- _Prompt_: Copy out each line containing "Unemployment" from the entries below.
--- Data for the task ---
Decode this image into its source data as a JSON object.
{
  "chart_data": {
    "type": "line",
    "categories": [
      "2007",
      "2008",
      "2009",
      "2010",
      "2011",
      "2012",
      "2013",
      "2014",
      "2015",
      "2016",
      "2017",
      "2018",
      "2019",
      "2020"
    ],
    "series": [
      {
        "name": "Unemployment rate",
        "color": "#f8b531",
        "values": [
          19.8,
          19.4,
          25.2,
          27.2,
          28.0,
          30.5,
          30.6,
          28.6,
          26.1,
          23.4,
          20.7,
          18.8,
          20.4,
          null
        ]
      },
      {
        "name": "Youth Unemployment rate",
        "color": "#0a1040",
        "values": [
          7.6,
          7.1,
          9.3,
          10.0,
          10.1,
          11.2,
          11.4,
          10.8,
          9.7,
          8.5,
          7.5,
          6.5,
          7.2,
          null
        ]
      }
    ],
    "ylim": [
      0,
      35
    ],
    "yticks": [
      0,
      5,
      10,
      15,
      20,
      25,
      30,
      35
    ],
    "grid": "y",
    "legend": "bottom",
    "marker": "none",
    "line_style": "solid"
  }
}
---
- _Answer in full_:
        "name": "Unemployment rate",
        "name": "Youth Unemployment rate",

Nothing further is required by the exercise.